WHAT IS EXPECTED:
All the data below goes into the copy word for word, but the pictures don't.
* * * * * * * * *
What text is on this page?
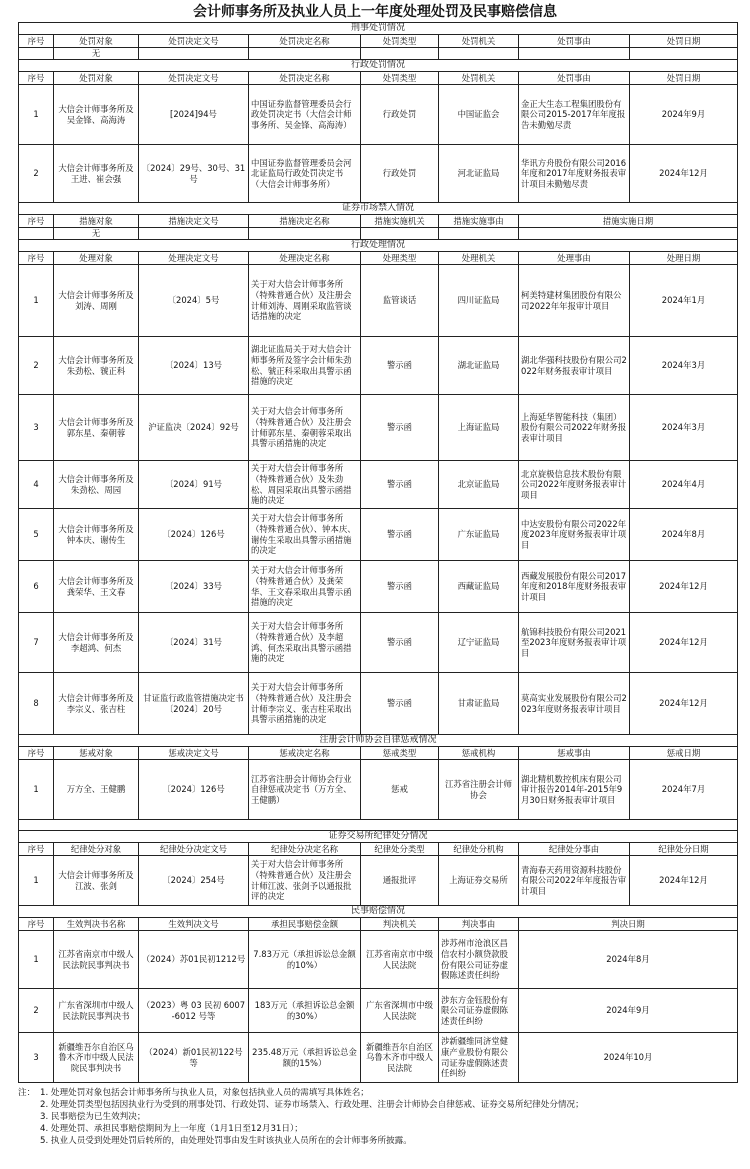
会计师事务所及执业人员上一年度处理处罚及民事赔偿信息
刑事处罚情况							
序号	处罚对象	处罚决定文号	处罚决定名称	处罚类型	处罚机关	处罚事由	处罚日期
	无						
行政处罚情况							
序号	处罚对象	处罚决定文号	处罚决定名称	处罚类型	处罚机关	处罚事由	处罚日期
1	大信会计师事务所及吴金锋、高海涛	[2024]94号	中国证券监督管理委员会行政处罚决定书（大信会计师事务所、吴金锋、高海涛）	行政处罚	中国证监会	金正大生态工程集团股份有限公司2015-2017年年度报告未勤勉尽责	2024年9月
2	大信会计师事务所及王进、崔会强	〔2024〕29号、30号、31号	中国证券监督管理委员会河北证监局行政处罚决定书（大信会计师事务所）	行政处罚	河北证监局	华讯方舟股份有限公司2016年度和2017年度财务报表审计项目未勤勉尽责	2024年12月
证券市场禁入情况							
序号	措施对象	措施决定文号	措施决定名称	措施实施机关	措施实施事由	措施实施日期	
	无						
行政处理情况							
序号	处理对象	处理决定文号	处理决定名称	处理类型	处理机关	处理事由	处理日期
1	大信会计师事务所及刘涛、周刚	〔2024〕5号	关于对大信会计师事务所（特殊普通合伙）及注册会计师刘涛、周刚采取监管谈话措施的决定	监管谈话	四川证监局	柯美特建材集团股份有限公司2022年年报审计项目	2024年1月
2	大信会计师事务所及朱劲松、虢正科	〔2024〕13号	湖北证监局关于对大信会计师事务所及签字会计师朱劲松、虢正科采取出具警示函措施的决定	警示函	湖北证监局	湖北华强科技股份有限公司2022年财务报表审计项目	2024年3月
3	大信会计师事务所及郭东星、秦朝蓉	沪证监决〔2024〕92号	关于对大信会计师事务所（特殊普通合伙）及注册会计师郭东星、秦朝蓉采取出具警示函措施的决定	警示函	上海证监局	上海延华智能科技（集团）股份有限公司2022年财务报表审计项目	2024年3月
4	大信会计师事务所及朱劲松、周园	〔2024〕91号	关于对大信会计师事务所（特殊普通合伙）及朱劲松、周园采取出具警示函措施的决定	警示函	北京证监局	北京旋极信息技术股份有限公司2022年度财务报表审计项目	2024年4月
5	大信会计师事务所及钟本庆、谢传生	〔2024〕126号	关于对大信会计师事务所（特殊普通合伙）、钟本庆、谢传生采取出具警示函措施的决定	警示函	广东证监局	中达安股份有限公司2022年度2023年度财务报表审计项目	2024年8月
6	大信会计师事务所及龚荣华、王文春	〔2024〕33号	关于对大信会计师事务所（特殊普通合伙）及龚荣华、王文春采取出具警示函措施的决定	警示函	西藏证监局	西藏发展股份有限公司2017年度和2018年度财务报表审计项目	2024年12月
7	大信会计师事务所及李超鸿、何杰	〔2024〕31号	关于对大信会计师事务所（特殊普通合伙）及李超鸿、何杰采取出具警示函措施的决定	警示函	辽宁证监局	航锦科技股份有限公司2021至2023年度财务报表审计项目	2024年12月
8	大信会计师事务所及李宗义、张吉柱	甘证监行政监管措施决定书〔2024〕20号	关于对大信会计师事务所（特殊普通合伙）及注册会计师李宗义、张吉柱采取出具警示函措施的决定	警示函	甘肃证监局	莫高实业发展股份有限公司2023年度财务报表审计项目	2024年12月
注册会计师协会自律惩戒情况							
序号	惩戒对象	惩戒决定文号	惩戒决定名称	惩戒类型	惩戒机构	惩戒事由	惩戒日期
1	万方全、王健鹏	〔2024〕126号	江苏省注册会计师协会行业自律惩戒决定书（万方全、王健鹏）	惩戒	江苏省注册会计师协会	湖北精机数控机床有限公司审计报告2014年-2015年9月30日财务报表审计项目	2024年7月

证券交易所纪律处分情况							
序号	纪律处分对象	纪律处分决定文号	纪律处分决定名称	纪律处分类型	纪律处分机构	纪律处分事由	纪律处分日期
1	大信会计师事务所及江波、张剑	〔2024〕254号	关于对大信会计师事务所（特殊普通合伙）及注册会计师江波、张剑予以通报批评的决定	通报批评	上海证券交易所	青海春天药用资源科技股份有限公司2022年年度报告审计项目	2024年12月
民事赔偿情况							
序号	生效判决书名称	生效判决文号	承担民事赔偿金额	判决机关	判决事由	判决日期	
1	江苏省南京市中级人民法院民事判决书	（2024）苏01民初1212号	7.83万元（承担诉讼总金额的10%）	江苏省南京市中级人民法院	涉苏州市沧浪区昌信农村小额贷款股份有限公司证券虚假陈述责任纠纷	2024年8月	
2	广东省深圳市中级人民法院民事判决书	（2023）粤 03 民初 6007-6012 号等	183万元（承担诉讼总金额的30%）	广东省深圳市中级人民法院	涉东方金钰股份有限公司证券虚假陈述责任纠纷	2024年9月	
3	新疆维吾尔自治区乌鲁木齐市中级人民法院民事判决书	（2024）新01民初122号等	235.48万元（承担诉讼总金额的15%）	新疆维吾尔自治区乌鲁木齐市中级人民法院	涉新疆维同济堂健康产业股份有限公司证券虚假陈述责任纠纷	2024年10月	
注： 1. 处理处罚对象包括会计师事务所与执业人员，对象包括执业人员的需填写具体姓名；
2. 处理处罚类型包括因执业行为受到的刑事处罚、行政处罚、证券市场禁入、行政处理、注册会计师协会自律惩戒、证券交易所纪律处分情况；
3. 民事赔偿为已生效判决；
4. 处理处罚、承担民事赔偿期间为上一年度（1月1日至12月31日）；
5. 执业人员受到处理处罚后转所的，由处理处罚事由发生时该执业人员所在的会计师事务所披露。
* * * * * * * * *
ANSWER:
What text is on this page?
会计师事务所及执业人员上一年度处理处罚及民事赔偿信息
刑事处罚情况							
序号	处罚对象	处罚决定文号	处罚决定名称	处罚类型	处罚机关	处罚事由	处罚日期
	无						
行政处罚情况							
序号	处罚对象	处罚决定文号	处罚决定名称	处罚类型	处罚机关	处罚事由	处罚日期
1	大信会计师事务所及吴金锋、高海涛	[2024]94号	中国证券监督管理委员会行政处罚决定书（大信会计师事务所、吴金锋、高海涛）	行政处罚	中国证监会	金正大生态工程集团股份有限公司2015-2017年年度报告未勤勉尽责	2024年9月
2	大信会计师事务所及王进、崔会强	〔2024〕29号、30号、31号	中国证券监督管理委员会河北证监局行政处罚决定书（大信会计师事务所）	行政处罚	河北证监局	华讯方舟股份有限公司2016年度和2017年度财务报表审计项目未勤勉尽责	2024年12月
证券市场禁入情况							
序号	措施对象	措施决定文号	措施决定名称	措施实施机关	措施实施事由	措施实施日期	
	无						
行政处理情况							
序号	处理对象	处理决定文号	处理决定名称	处理类型	处理机关	处理事由	处理日期
1	大信会计师事务所及刘涛、周刚	〔2024〕5号	关于对大信会计师事务所（特殊普通合伙）及注册会计师刘涛、周刚采取监管谈话措施的决定	监管谈话	四川证监局	柯美特建材集团股份有限公司2022年年报审计项目	2024年1月
2	大信会计师事务所及朱劲松、虢正科	〔2024〕13号	湖北证监局关于对大信会计师事务所及签字会计师朱劲松、虢正科采取出具警示函措施的决定	警示函	湖北证监局	湖北华强科技股份有限公司2022年财务报表审计项目	2024年3月
3	大信会计师事务所及郭东星、秦朝蓉	沪证监决〔2024〕92号	关于对大信会计师事务所（特殊普通合伙）及注册会计师郭东星、秦朝蓉采取出具警示函措施的决定	警示函	上海证监局	上海延华智能科技（集团）股份有限公司2022年财务报表审计项目	2024年3月
4	大信会计师事务所及朱劲松、周园	〔2024〕91号	关于对大信会计师事务所（特殊普通合伙）及朱劲松、周园采取出具警示函措施的决定	警示函	北京证监局	北京旋极信息技术股份有限公司2022年度财务报表审计项目	2024年4月
5	大信会计师事务所及钟本庆、谢传生	〔2024〕126号	关于对大信会计师事务所（特殊普通合伙）、钟本庆、谢传生采取出具警示函措施的决定	警示函	广东证监局	中达安股份有限公司2022年度2023年度财务报表审计项目	2024年8月
6	大信会计师事务所及龚荣华、王文春	〔2024〕33号	关于对大信会计师事务所（特殊普通合伙）及龚荣华、王文春采取出具警示函措施的决定	警示函	西藏证监局	西藏发展股份有限公司2017年度和2018年度财务报表审计项目	2024年12月
7	大信会计师事务所及李超鸿、何杰	〔2024〕31号	关于对大信会计师事务所（特殊普通合伙）及李超鸿、何杰采取出具警示函措施的决定	警示函	辽宁证监局	航锦科技股份有限公司2021至2023年度财务报表审计项目	2024年12月
8	大信会计师事务所及李宗义、张吉柱	甘证监行政监管措施决定书〔2024〕20号	关于对大信会计师事务所（特殊普通合伙）及注册会计师李宗义、张吉柱采取出具警示函措施的决定	警示函	甘肃证监局	莫高实业发展股份有限公司2023年度财务报表审计项目	2024年12月
注册会计师协会自律惩戒情况							
序号	惩戒对象	惩戒决定文号	惩戒决定名称	惩戒类型	惩戒机构	惩戒事由	惩戒日期
1	万方全、王健鹏	〔2024〕126号	江苏省注册会计师协会行业自律惩戒决定书（万方全、王健鹏）	惩戒	江苏省注册会计师协会	湖北精机数控机床有限公司审计报告2014年-2015年9月30日财务报表审计项目	2024年7月

证券交易所纪律处分情况							
序号	纪律处分对象	纪律处分决定文号	纪律处分决定名称	纪律处分类型	纪律处分机构	纪律处分事由	纪律处分日期
1	大信会计师事务所及江波、张剑	〔2024〕254号	关于对大信会计师事务所（特殊普通合伙）及注册会计师江波、张剑予以通报批评的决定	通报批评	上海证券交易所	青海春天药用资源科技股份有限公司2022年年度报告审计项目	2024年12月
民事赔偿情况							
序号	生效判决书名称	生效判决文号	承担民事赔偿金额	判决机关	判决事由	判决日期	
1	江苏省南京市中级人民法院民事判决书	（2024）苏01民初1212号	7.83万元（承担诉讼总金额的10%）	江苏省南京市中级人民法院	涉苏州市沧浪区昌信农村小额贷款股份有限公司证券虚假陈述责任纠纷	2024年8月	
2	广东省深圳市中级人民法院民事判决书	（2023）粤 03 民初 6007-6012 号等	183万元（承担诉讼总金额的30%）	广东省深圳市中级人民法院	涉东方金钰股份有限公司证券虚假陈述责任纠纷	2024年9月	
3	新疆维吾尔自治区乌鲁木齐市中级人民法院民事判决书	（2024）新01民初122号等	235.48万元（承担诉讼总金额的15%）	新疆维吾尔自治区乌鲁木齐市中级人民法院	涉新疆维同济堂健康产业股份有限公司证券虚假陈述责任纠纷	2024年10月	
注： 1. 处理处罚对象包括会计师事务所与执业人员，对象包括执业人员的需填写具体姓名；
2. 处理处罚类型包括因执业行为受到的刑事处罚、行政处罚、证券市场禁入、行政处理、注册会计师协会自律惩戒、证券交易所纪律处分情况；
3. 民事赔偿为已生效判决；
4. 处理处罚、承担民事赔偿期间为上一年度（1月1日至12月31日）；
5. 执业人员受到处理处罚后转所的，由处理处罚事由发生时该执业人员所在的会计师事务所披露。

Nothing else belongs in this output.